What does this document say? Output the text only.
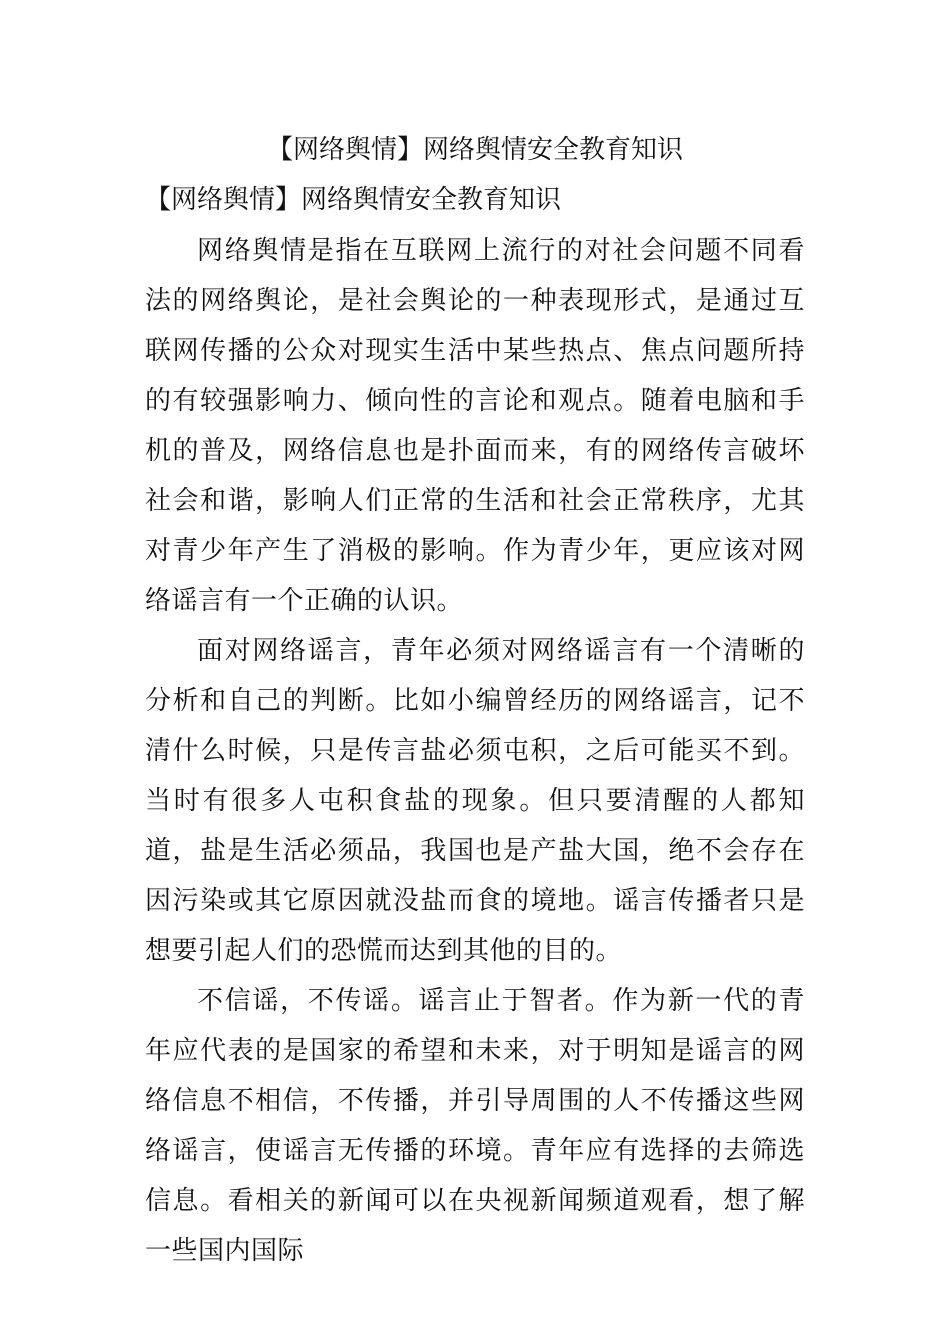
【网络舆情】网络舆情安全教育知识
【网络舆情】网络舆情安全教育知识

网络舆情是指在互联网上流行的对社会问题不同看法的网络舆论，是社会舆论的一种表现形式，是通过互联网传播的公众对现实生活中某些热点、焦点问题所持的有较强影响力、倾向性的言论和观点。随着电脑和手机的普及，网络信息也是扑面而来，有的网络传言破坏社会和谐，影响人们正常的生活和社会正常秩序，尤其对青少年产生了消极的影响。作为青少年，更应该对网络谣言有一个正确的认识。

面对网络谣言，青年必须对网络谣言有一个清晰的分析和自己的判断。比如小编曾经历的网络谣言，记不清什么时候，只是传言盐必须屯积，之后可能买不到。当时有很多人屯积食盐的现象。但只要清醒的人都知道，盐是生活必须品，我国也是产盐大国，绝不会存在因污染或其它原因就没盐而食的境地。谣言传播者只是想要引起人们的恐慌而达到其他的目的。

不信谣，不传谣。谣言止于智者。作为新一代的青年应代表的是国家的希望和未来，对于明知是谣言的网络信息不相信，不传播，并引导周围的人不传播这些网络谣言，使谣言无传播的环境。青年应有选择的去筛选信息。看相关的新闻可以在央视新闻频道观看，想了解一些国内国际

——

• _DO THIS_:
Make an exact copy of the data, leaving its pictures out.

• _TASK ANSWER_:
What does this document say? Output the text only.
【网络舆情】网络舆情安全教育知识
【网络舆情】网络舆情安全教育知识

网络舆情是指在互联网上流行的对社会问题不同看法的网络舆论，是社会舆论的一种表现形式，是通过互联网传播的公众对现实生活中某些热点、焦点问题所持的有较强影响力、倾向性的言论和观点。随着电脑和手机的普及，网络信息也是扑面而来，有的网络传言破坏社会和谐，影响人们正常的生活和社会正常秩序，尤其对青少年产生了消极的影响。作为青少年，更应该对网络谣言有一个正确的认识。

面对网络谣言，青年必须对网络谣言有一个清晰的分析和自己的判断。比如小编曾经历的网络谣言，记不清什么时候，只是传言盐必须屯积，之后可能买不到。当时有很多人屯积食盐的现象。但只要清醒的人都知道，盐是生活必须品，我国也是产盐大国，绝不会存在因污染或其它原因就没盐而食的境地。谣言传播者只是想要引起人们的恐慌而达到其他的目的。

不信谣，不传谣。谣言止于智者。作为新一代的青年应代表的是国家的希望和未来，对于明知是谣言的网络信息不相信，不传播，并引导周围的人不传播这些网络谣言，使谣言无传播的环境。青年应有选择的去筛选信息。看相关的新闻可以在央视新闻频道观看，想了解一些国内国际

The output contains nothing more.